**Work to be completed:** Write out every record in full, exactly as written, please.

********

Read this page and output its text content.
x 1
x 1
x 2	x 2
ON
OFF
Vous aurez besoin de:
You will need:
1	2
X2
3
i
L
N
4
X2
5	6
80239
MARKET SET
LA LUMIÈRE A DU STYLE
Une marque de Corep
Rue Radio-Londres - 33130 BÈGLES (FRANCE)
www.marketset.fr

********

**Solution to this task:**
Read this page and output its text content.
x 1
x 1
x 2	x 2
ON
OFF
Vous aurez besoin de:
You will need:
1	2
X2
3
i
L
N
4
X2
5	6
80239
MARKET SET
LA LUMIÈRE A DU STYLE
Une marque de Corep
Rue Radio-Londres - 33130 BÈGLES (FRANCE)
www.marketset.fr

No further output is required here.